Will you give every entry again exactly as it stands?
··· LISTED ENTRIES
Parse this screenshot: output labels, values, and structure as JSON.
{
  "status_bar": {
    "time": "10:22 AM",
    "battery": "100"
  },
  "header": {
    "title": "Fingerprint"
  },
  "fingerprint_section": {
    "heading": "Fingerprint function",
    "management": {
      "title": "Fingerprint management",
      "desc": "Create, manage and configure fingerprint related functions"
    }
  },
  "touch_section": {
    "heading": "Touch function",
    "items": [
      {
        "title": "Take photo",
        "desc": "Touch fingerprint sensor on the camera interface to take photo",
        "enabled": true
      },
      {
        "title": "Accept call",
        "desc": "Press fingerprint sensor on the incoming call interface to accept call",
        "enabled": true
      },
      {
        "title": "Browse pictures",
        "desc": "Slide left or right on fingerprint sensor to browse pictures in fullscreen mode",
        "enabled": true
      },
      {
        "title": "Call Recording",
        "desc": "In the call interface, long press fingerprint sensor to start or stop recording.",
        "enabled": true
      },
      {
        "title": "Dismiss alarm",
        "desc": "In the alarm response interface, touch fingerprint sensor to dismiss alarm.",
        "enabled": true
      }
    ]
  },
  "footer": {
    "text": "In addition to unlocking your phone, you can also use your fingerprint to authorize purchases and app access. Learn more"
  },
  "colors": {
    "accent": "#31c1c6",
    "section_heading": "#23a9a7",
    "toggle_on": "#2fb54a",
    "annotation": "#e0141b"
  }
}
······
RESULT OF THIS TASK:
Parse this screenshot: output labels, values, and structure as JSON.
{
  "status_bar": {
    "time": "10:22 AM",
    "battery": "100"
  },
  "header": {
    "title": "Fingerprint"
  },
  "fingerprint_section": {
    "heading": "Fingerprint function",
    "management": {
      "title": "Fingerprint management",
      "desc": "Create, manage and configure fingerprint related functions"
    }
  },
  "touch_section": {
    "heading": "Touch function",
    "items": [
      {
        "title": "Take photo",
        "desc": "Touch fingerprint sensor on the camera interface to take photo",
        "enabled": true
      },
      {
        "title": "Accept call",
        "desc": "Press fingerprint sensor on the incoming call interface to accept call",
        "enabled": true
      },
      {
        "title": "Browse pictures",
        "desc": "Slide left or right on fingerprint sensor to browse pictures in fullscreen mode",
        "enabled": true
      },
      {
        "title": "Call Recording",
        "desc": "In the call interface, long press fingerprint sensor to start or stop recording.",
        "enabled": true
      },
      {
        "title": "Dismiss alarm",
        "desc": "In the alarm response interface, touch fingerprint sensor to dismiss alarm.",
        "enabled": true
      }
    ]
  },
  "footer": {
    "text": "In addition to unlocking your phone, you can also use your fingerprint to authorize purchases and app access. Learn more"
  },
  "colors": {
    "accent": "#31c1c6",
    "section_heading": "#23a9a7",
    "toggle_on": "#2fb54a",
    "annotation": "#e0141b"
  }
}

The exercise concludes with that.